>> START

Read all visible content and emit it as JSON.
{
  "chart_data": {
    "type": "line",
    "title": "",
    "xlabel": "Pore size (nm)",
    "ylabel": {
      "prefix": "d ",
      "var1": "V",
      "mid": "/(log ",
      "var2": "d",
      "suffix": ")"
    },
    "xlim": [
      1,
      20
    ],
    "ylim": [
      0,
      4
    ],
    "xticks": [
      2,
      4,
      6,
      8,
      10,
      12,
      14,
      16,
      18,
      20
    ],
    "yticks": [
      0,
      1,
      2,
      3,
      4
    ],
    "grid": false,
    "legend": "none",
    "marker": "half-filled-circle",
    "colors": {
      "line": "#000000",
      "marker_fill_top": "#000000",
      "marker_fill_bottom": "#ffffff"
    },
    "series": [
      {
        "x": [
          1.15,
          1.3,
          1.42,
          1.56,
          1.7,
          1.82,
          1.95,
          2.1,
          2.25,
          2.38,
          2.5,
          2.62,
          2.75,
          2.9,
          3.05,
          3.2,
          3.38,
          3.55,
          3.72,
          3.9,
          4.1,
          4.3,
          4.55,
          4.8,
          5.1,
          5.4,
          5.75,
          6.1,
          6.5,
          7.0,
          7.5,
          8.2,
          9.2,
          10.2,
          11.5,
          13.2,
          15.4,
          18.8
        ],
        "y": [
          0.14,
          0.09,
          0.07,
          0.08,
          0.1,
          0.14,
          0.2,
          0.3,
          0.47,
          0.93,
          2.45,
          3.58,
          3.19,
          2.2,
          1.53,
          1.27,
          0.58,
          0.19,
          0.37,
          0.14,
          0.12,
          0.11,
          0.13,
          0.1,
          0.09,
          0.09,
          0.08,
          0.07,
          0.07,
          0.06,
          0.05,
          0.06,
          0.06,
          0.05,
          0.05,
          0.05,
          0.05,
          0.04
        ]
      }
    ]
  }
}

>> END

Take the material above and return all of it exactly.

Read all visible content and emit it as JSON.
{
  "chart_data": {
    "type": "line",
    "title": "",
    "xlabel": "Pore size (nm)",
    "ylabel": {
      "prefix": "d ",
      "var1": "V",
      "mid": "/(log ",
      "var2": "d",
      "suffix": ")"
    },
    "xlim": [
      1,
      20
    ],
    "ylim": [
      0,
      4
    ],
    "xticks": [
      2,
      4,
      6,
      8,
      10,
      12,
      14,
      16,
      18,
      20
    ],
    "yticks": [
      0,
      1,
      2,
      3,
      4
    ],
    "grid": false,
    "legend": "none",
    "marker": "half-filled-circle",
    "colors": {
      "line": "#000000",
      "marker_fill_top": "#000000",
      "marker_fill_bottom": "#ffffff"
    },
    "series": [
      {
        "x": [
          1.15,
          1.3,
          1.42,
          1.56,
          1.7,
          1.82,
          1.95,
          2.1,
          2.25,
          2.38,
          2.5,
          2.62,
          2.75,
          2.9,
          3.05,
          3.2,
          3.38,
          3.55,
          3.72,
          3.9,
          4.1,
          4.3,
          4.55,
          4.8,
          5.1,
          5.4,
          5.75,
          6.1,
          6.5,
          7.0,
          7.5,
          8.2,
          9.2,
          10.2,
          11.5,
          13.2,
          15.4,
          18.8
        ],
        "y": [
          0.14,
          0.09,
          0.07,
          0.08,
          0.1,
          0.14,
          0.2,
          0.3,
          0.47,
          0.93,
          2.45,
          3.58,
          3.19,
          2.2,
          1.53,
          1.27,
          0.58,
          0.19,
          0.37,
          0.14,
          0.12,
          0.11,
          0.13,
          0.1,
          0.09,
          0.09,
          0.08,
          0.07,
          0.07,
          0.06,
          0.05,
          0.06,
          0.06,
          0.05,
          0.05,
          0.05,
          0.05,
          0.04
        ]
      }
    ]
  }
}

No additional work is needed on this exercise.